**Records to process:**
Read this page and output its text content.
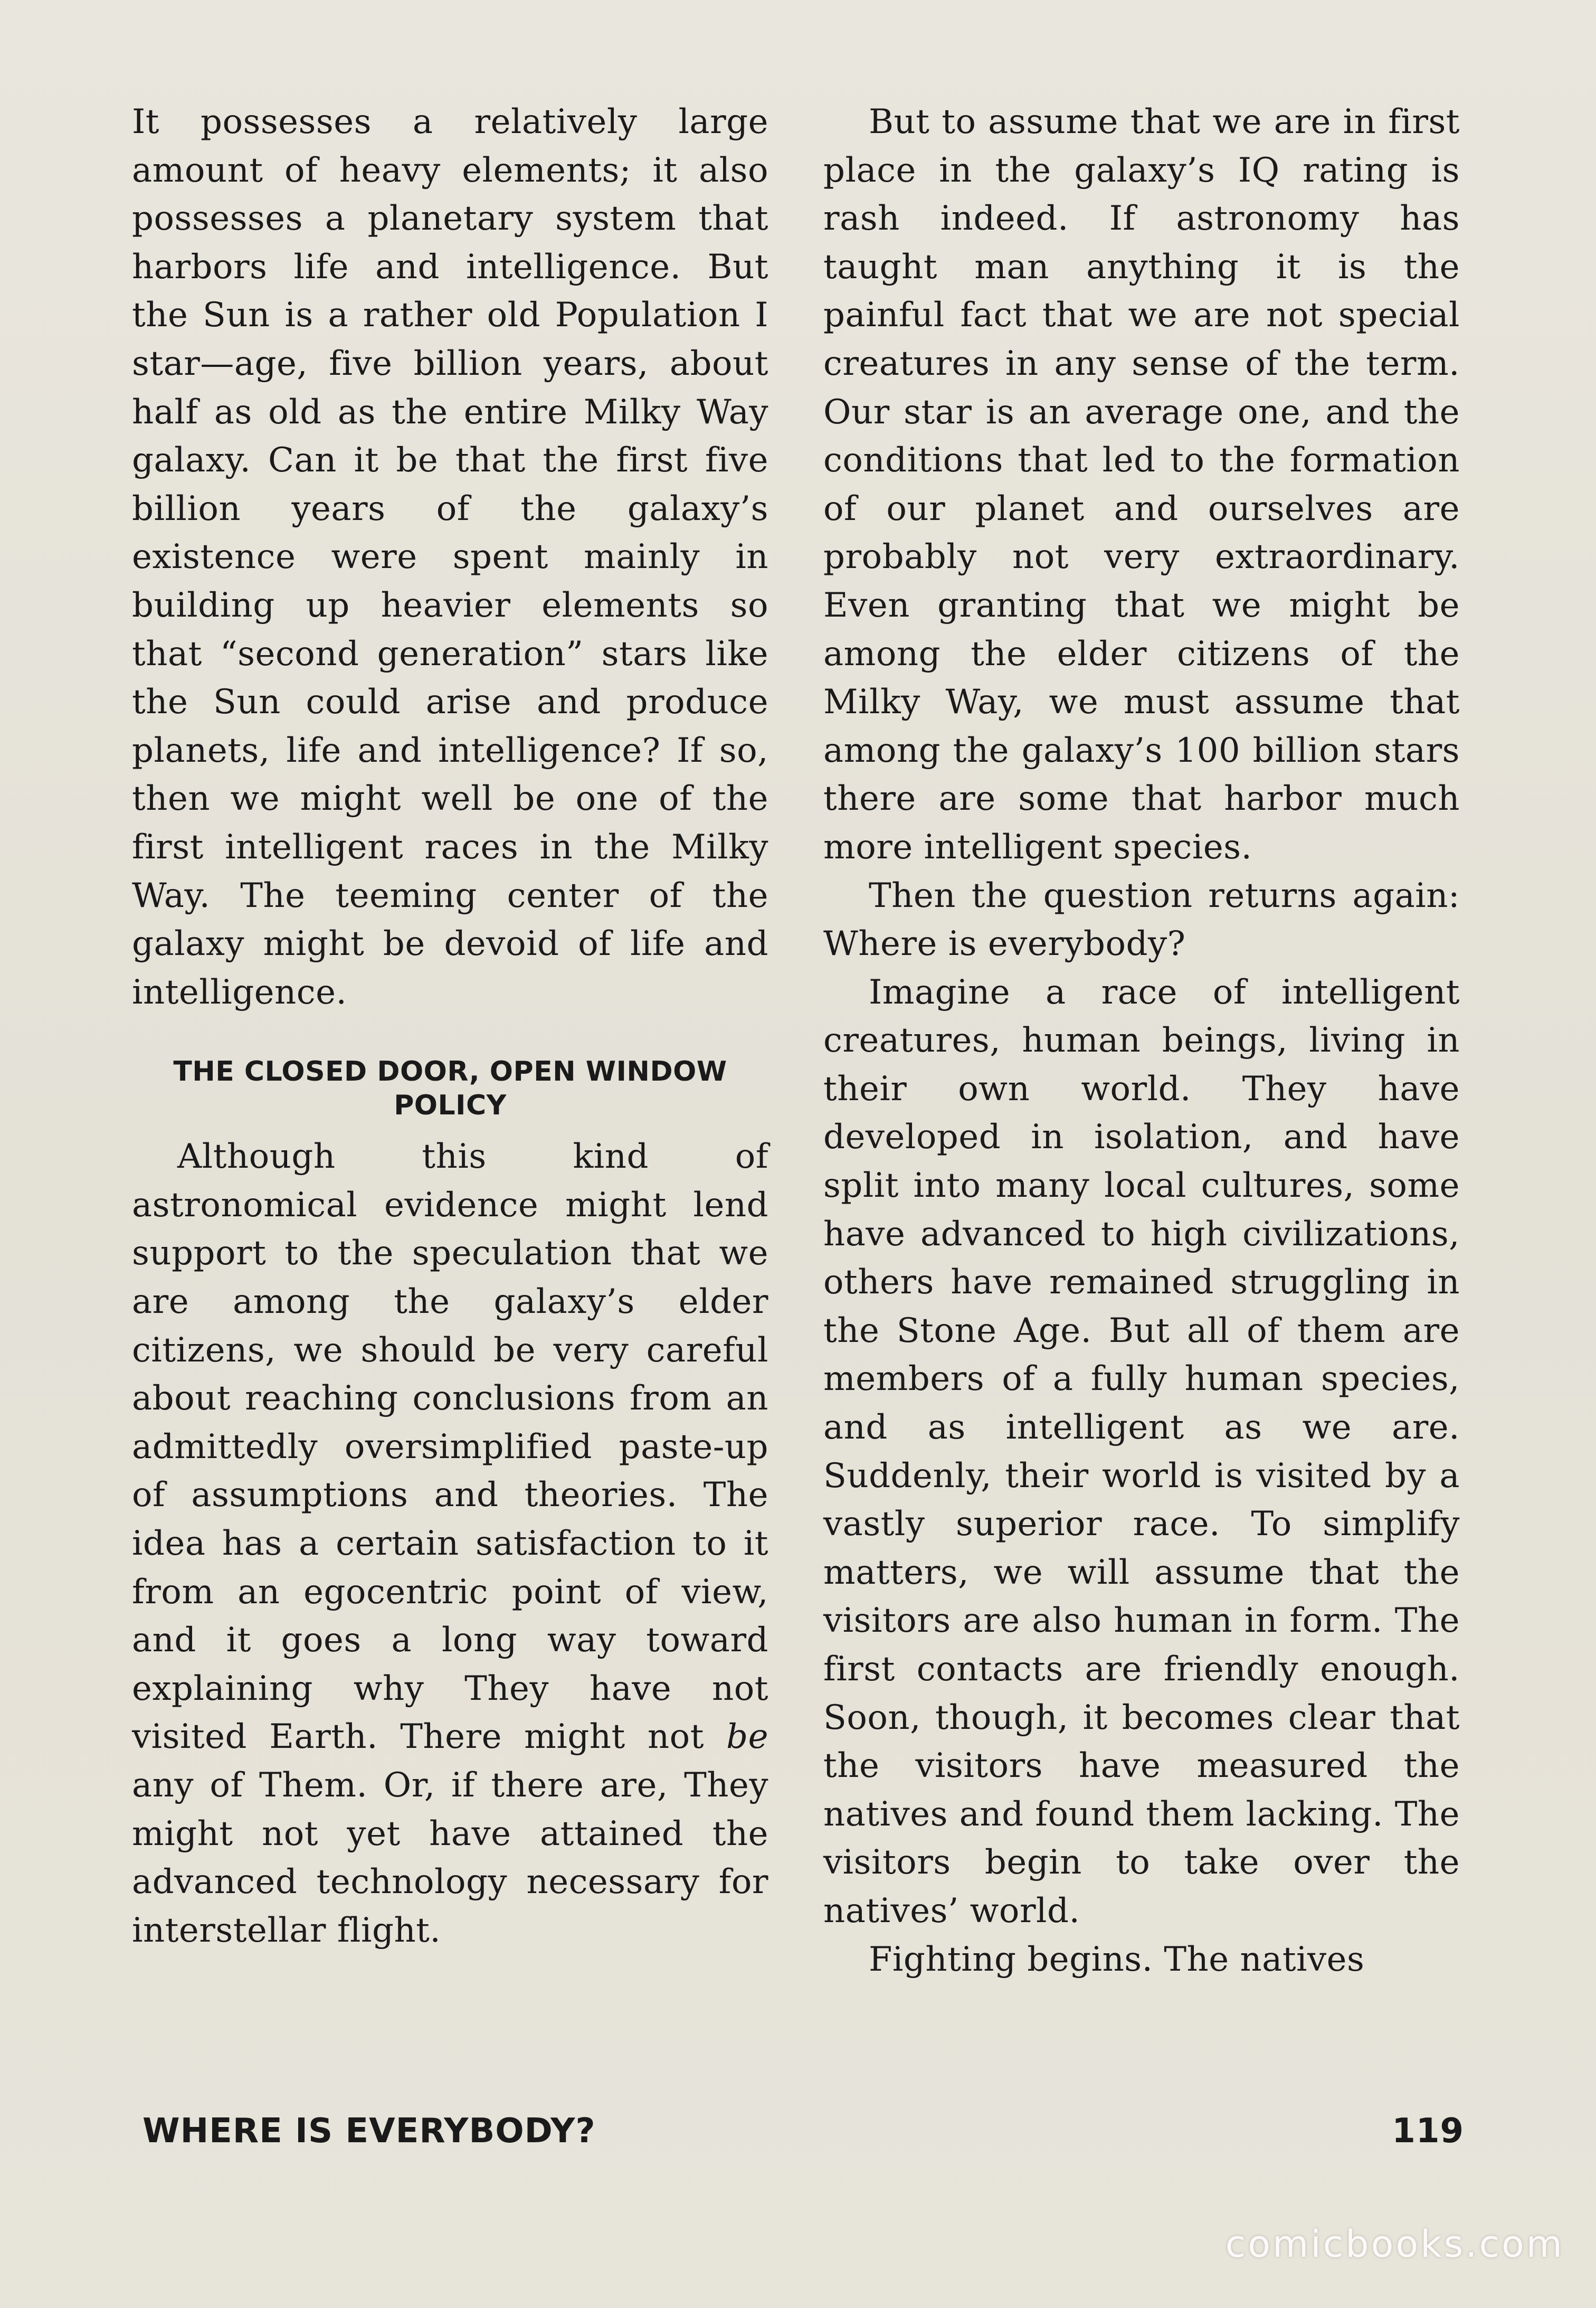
It possesses a relatively large amount of heavy elements; it also possesses a planetary system that harbors life and intelligence. But the Sun is a rather old Population I star—age, five billion years, about half as old as the entire Milky Way galaxy. Can it be that the first five billion years of the galaxy’s existence were spent mainly in building up heavier elements so that “second generation” stars like the Sun could arise and produce planets, life and intelligence? If so, then we might well be one of the first intelligent races in the Milky Way. The teeming center of the galaxy might be devoid of life and intelligence.

THE CLOSED DOOR, OPEN WINDOW POLICY

Although this kind of astronomical evidence might lend support to the speculation that we are among the galaxy’s elder citizens, we should be very careful about reaching conclusions from an admittedly oversimplified paste-up of assumptions and theories. The idea has a certain satisfaction to it from an egocentric point of view, and it goes a long way toward explaining why They have not visited Earth. There might not be any of Them. Or, if there are, They might not yet have attained the advanced technology necessary for interstellar flight.

But to assume that we are in first place in the galaxy’s IQ rating is rash indeed. If astronomy has taught man anything it is the painful fact that we are not special creatures in any sense of the term. Our star is an average one, and the conditions that led to the formation of our planet and ourselves are probably not very extraordinary. Even granting that we might be among the elder citizens of the Milky Way, we must assume that among the galaxy’s 100 billion stars there are some that harbor much more intelligent species.

Then the question returns again: Where is everybody?

Imagine a race of intelligent creatures, human beings, living in their own world. They have developed in isolation, and have split into many local cultures, some have advanced to high civilizations, others have remained struggling in the Stone Age. But all of them are members of a fully human species, and as intelligent as we are. Suddenly, their world is visited by a vastly superior race. To simplify matters, we will assume that the visitors are also human in form. The first contacts are friendly enough. Soon, though, it becomes clear that the visitors have measured the natives and found them lacking. The visitors begin to take over the natives’ world.

Fighting begins. The natives

WHERE IS EVERYBODY?	119
comicbooks.com
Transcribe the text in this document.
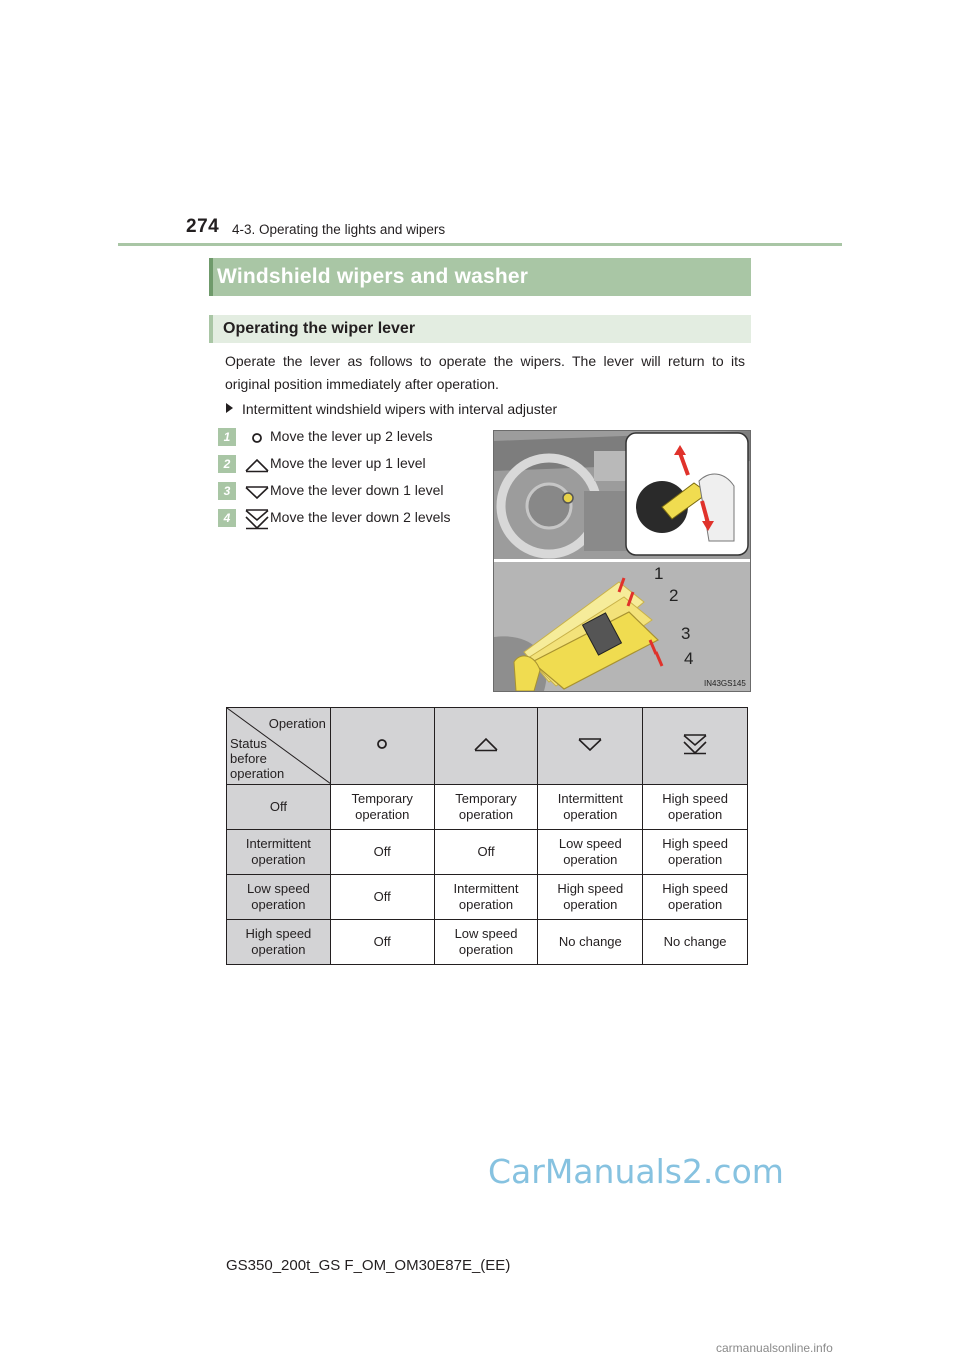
274 4-3. Operating the lights and wipers
Windshield wipers and washer
Operating the wiper lever
Operate the lever as follows to operate the wipers. The lever will return to its original position immediately after operation.
Intermittent windshield wipers with interval adjuster
1	Move the lever up 2 levels
2	Move the lever up 1 level
3	Move the lever down 1 level
4	Move the lever down 2 levels
1
2
3
4
IN43GS145
Operation
Status
before
operation

Off	Temporary operation	Temporary operation	Intermittent operation	High speed operation
Intermittent operation	Off	Off	Low speed operation	High speed operation
Low speed operation	Off	Intermittent operation	High speed operation	High speed operation
High speed operation	Off	Low speed operation	No change	No change
CarManuals2.com
GS350_200t_GS F_OM_OM30E87E_(EE)
carmanualsonline.info
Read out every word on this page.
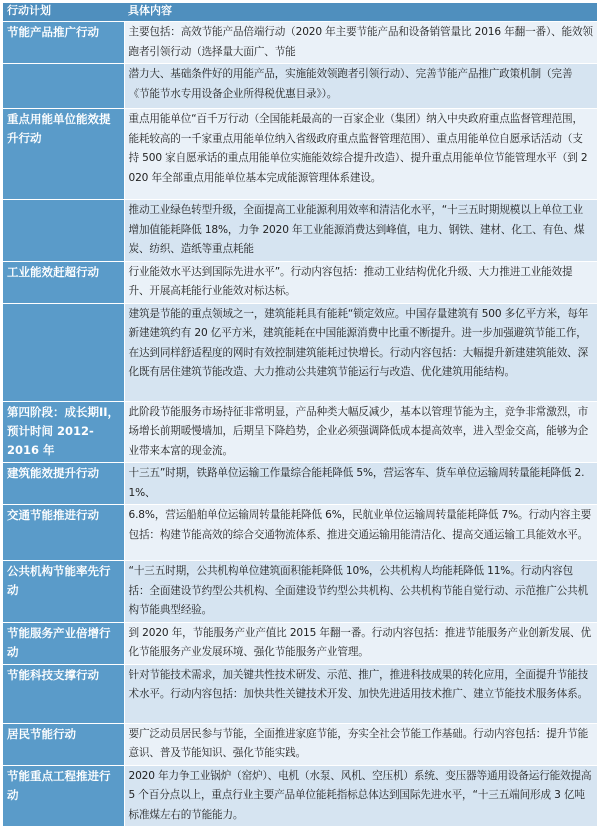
行动计划	具体内容
节能产品推广行动	主要包括：高效节能产品倍端行动（2020 年主要节能产品和设备销管量比 2016 年翻一番）、能效领跑者引领行动（选择量大面广、节能
	潜力大、基础条件好的用能产品，实施能效领跑者引领行动）、完善节能产品推广政策机制（完善《节能节水专用设备企业所得税优惠目录》）。
重点用能单位能效提升行动	重点用能单位“百千万行动（全国能耗最高的一百家企业（集团）纳入中央政府重点监督管理范围，能耗较高的一千家重点用能单位纳入省级政府重点监督管理范围）、重点用能单位自愿承话活动（支持 500 家自愿承话的重点用能单位实施能效综合提升改造）、提升重点用能单位节能管理水平（到 2020 年全部重点用能单位基本完成能源管理体系建设。
	推动工业绿色转型升级，全面提高工业能源利用效率和清洁化水平，“十三五时期规模以上单位工业增加值能耗降低 18%，力争 2020 年工业能源消费达到峰值，电力、钢铁、建材、化工、有色、煤炭、纺织、造纸等重点耗能
工业能效赶超行动	行业能效水平达到国际先进水平”。行动内容包括：推动工业结构优化升级、大力推进工业能效提升、开展高耗能行业能效对标达标。
	建筑是节能的重点领域之一，建筑能耗具有能耗“锁定效应。中国存量建筑有 500 多亿平方米，每年新建建筑约有 20 亿平方米，建筑能耗在中国能源消费中比重不断提升。进一步加强避筑节能工作，在达到同样舒适程度的网时有效控制建筑能耗过快增长。行动内容包括：大幅提升新建建筑能效、深化既有居住建筑节能改造、大力推动公共建筑节能运行与改造、优化建筑用能结构。
第四阶段：成长期II，预计时间 2012-2016 年	此阶段节能服务市场持征非常明显，产品种类大幅反减少，基本以管理节能为主，竞争非常激烈，市场增长前期暖慢墙加，后期呈下降趋势，企业必须强调降低成本提高效率，进入型金交高，能够为企业带来本富的现金流。
建筑能效提升行动	十三五”时期，铁路单位运输工作量综合能耗降低 5%，营运客车、货车单位运输周转量能耗降低 2.1%、
交通节能推进行动	6.8%，营运船舶单位运输周转量能耗降低 6%，民航业单位运输周转量能耗降低 7%。行动内容主要包括：构建节能高效的综合交通物流体系、推进交通运输用能清洁化、提高交通运输工具能效水平。
公共机构节能率先行动	“十三五时期，公共机构单位建筑面积能耗降低 10%，公共机构人均能耗降低 11%。行动内容包括：全面建设节约型公共机构、全面建设节约型公共机构、公共机构节能自觉行动、示范推广公共机构节能典型经验。
节能服务产业倍增行动	到 2020 年，节能服务产业产值比 2015 年翻一番。行动内容包括：推进节能服务产业创新发展、优化节能服务产业发展环境、强化节能服务产业管理。
节能科技支撑行动	针对节能技术需求，加关键共性技术研发、示范、推广，推进科技成果的转化应用，全面提升节能技术水平。行动内容包括：加快共性关键技术开发、加快先进适用技术推广、建立节能技术服务体系。
居民节能行动	要广泛动员居民参与节能，全面推进家庭节能，夯实全社会节能工作基础。行动内容包括：提升节能意识、普及节能知识、强化节能实践。
节能重点工程推进行动	2020 年力争工业锅炉（窑炉）、电机（水泵、风机、空压机）系统、变压器等通用设备运行能效提高 5 个百分点以上，重点行业主要产品单位能耗指标总体达到国际先进水平，“十三五端间形成 3 亿吨标准煤左右的节能能力。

**Task prompt:** Write out every record above exactly as it stands, but leave out the pictures.

**Result:**
Read this page and output its text content.
It possesses a relatively large amount of heavy elements; it also possesses a planetary system that harbors life and intelligence. But the Sun is a rather old Population I star—age, five billion years, about half as old as the entire Milky Way galaxy. Can it be that the first five billion years of the galaxy’s existence were spent mainly in building up heavier elements so that “second generation” stars like the Sun could arise and produce planets, life and intelligence? If so, then we might well be one of the first intelligent races in the Milky Way. The teeming center of the galaxy might be devoid of life and intelligence.

THE CLOSED DOOR, OPEN WINDOW POLICY

Although this kind of astronomical evidence might lend support to the speculation that we are among the galaxy’s elder citizens, we should be very careful about reaching conclusions from an admittedly oversimplified paste-up of assumptions and theories. The idea has a certain satisfaction to it from an egocentric point of view, and it goes a long way toward explaining why They have not visited Earth. There might not be any of Them. Or, if there are, They might not yet have attained the advanced technology necessary for interstellar flight.

But to assume that we are in first place in the galaxy’s IQ rating is rash indeed. If astronomy has taught man anything it is the painful fact that we are not special creatures in any sense of the term. Our star is an average one, and the conditions that led to the formation of our planet and ourselves are probably not very extraordinary. Even granting that we might be among the elder citizens of the Milky Way, we must assume that among the galaxy’s 100 billion stars there are some that harbor much more intelligent species.

Then the question returns again: Where is everybody?

Imagine a race of intelligent creatures, human beings, living in their own world. They have developed in isolation, and have split into many local cultures, some have advanced to high civilizations, others have remained struggling in the Stone Age. But all of them are members of a fully human species, and as intelligent as we are. Suddenly, their world is visited by a vastly superior race. To simplify matters, we will assume that the visitors are also human in form. The first contacts are friendly enough. Soon, though, it becomes clear that the visitors have measured the natives and found them lacking. The visitors begin to take over the natives’ world.

Fighting begins. The natives

WHERE IS EVERYBODY?	119
comicbooks.com
Transcribe the text in this document.
274 4-3. Operating the lights and wipers
Windshield wipers and washer
Operating the wiper lever
Operate the lever as follows to operate the wipers. The lever will return to its original position immediately after operation.
Intermittent windshield wipers with interval adjuster
1	Move the lever up 2 levels
2	Move the lever up 1 level
3	Move the lever down 1 level
4	Move the lever down 2 levels
1
2
3
4
IN43GS145
Operation
Status
before
operation

Off	Temporary operation	Temporary operation	Intermittent operation	High speed operation
Intermittent operation	Off	Off	Low speed operation	High speed operation
Low speed operation	Off	Intermittent operation	High speed operation	High speed operation
High speed operation	Off	Low speed operation	No change	No change
CarManuals2.com
GS350_200t_GS F_OM_OM30E87E_(EE)
carmanualsonline.info
Read out every word on this page.
行动计划	具体内容
节能产品推广行动	主要包括：高效节能产品倍端行动（2020 年主要节能产品和设备销管量比 2016 年翻一番）、能效领跑者引领行动（选择量大面广、节能
	潜力大、基础条件好的用能产品，实施能效领跑者引领行动）、完善节能产品推广政策机制（完善《节能节水专用设备企业所得税优惠目录》）。
重点用能单位能效提升行动	重点用能单位“百千万行动（全国能耗最高的一百家企业（集团）纳入中央政府重点监督管理范围，能耗较高的一千家重点用能单位纳入省级政府重点监督管理范围）、重点用能单位自愿承话活动（支持 500 家自愿承话的重点用能单位实施能效综合提升改造）、提升重点用能单位节能管理水平（到 2020 年全部重点用能单位基本完成能源管理体系建设。
	推动工业绿色转型升级，全面提高工业能源利用效率和清洁化水平，“十三五时期规模以上单位工业增加值能耗降低 18%，力争 2020 年工业能源消费达到峰值，电力、钢铁、建材、化工、有色、煤炭、纺织、造纸等重点耗能
工业能效赶超行动	行业能效水平达到国际先进水平”。行动内容包括：推动工业结构优化升级、大力推进工业能效提升、开展高耗能行业能效对标达标。
	建筑是节能的重点领域之一，建筑能耗具有能耗“锁定效应。中国存量建筑有 500 多亿平方米，每年新建建筑约有 20 亿平方米，建筑能耗在中国能源消费中比重不断提升。进一步加强避筑节能工作，在达到同样舒适程度的网时有效控制建筑能耗过快增长。行动内容包括：大幅提升新建建筑能效、深化既有居住建筑节能改造、大力推动公共建筑节能运行与改造、优化建筑用能结构。
第四阶段：成长期II，预计时间 2012-2016 年	此阶段节能服务市场持征非常明显，产品种类大幅反减少，基本以管理节能为主，竞争非常激烈，市场增长前期暖慢墙加，后期呈下降趋势，企业必须强调降低成本提高效率，进入型金交高，能够为企业带来本富的现金流。
建筑能效提升行动	十三五”时期，铁路单位运输工作量综合能耗降低 5%，营运客车、货车单位运输周转量能耗降低 2.1%、
交通节能推进行动	6.8%，营运船舶单位运输周转量能耗降低 6%，民航业单位运输周转量能耗降低 7%。行动内容主要包括：构建节能高效的综合交通物流体系、推进交通运输用能清洁化、提高交通运输工具能效水平。
公共机构节能率先行动	“十三五时期，公共机构单位建筑面积能耗降低 10%，公共机构人均能耗降低 11%。行动内容包括：全面建设节约型公共机构、全面建设节约型公共机构、公共机构节能自觉行动、示范推广公共机构节能典型经验。
节能服务产业倍增行动	到 2020 年，节能服务产业产值比 2015 年翻一番。行动内容包括：推进节能服务产业创新发展、优化节能服务产业发展环境、强化节能服务产业管理。
节能科技支撑行动	针对节能技术需求，加关键共性技术研发、示范、推广，推进科技成果的转化应用，全面提升节能技术水平。行动内容包括：加快共性关键技术开发、加快先进适用技术推广、建立节能技术服务体系。
居民节能行动	要广泛动员居民参与节能，全面推进家庭节能，夯实全社会节能工作基础。行动内容包括：提升节能意识、普及节能知识、强化节能实践。
节能重点工程推进行动	2020 年力争工业锅炉（窑炉）、电机（水泵、风机、空压机）系统、变压器等通用设备运行能效提高 5 个百分点以上，重点行业主要产品单位能耗指标总体达到国际先进水平，“十三五端间形成 3 亿吨标准煤左右的节能能力。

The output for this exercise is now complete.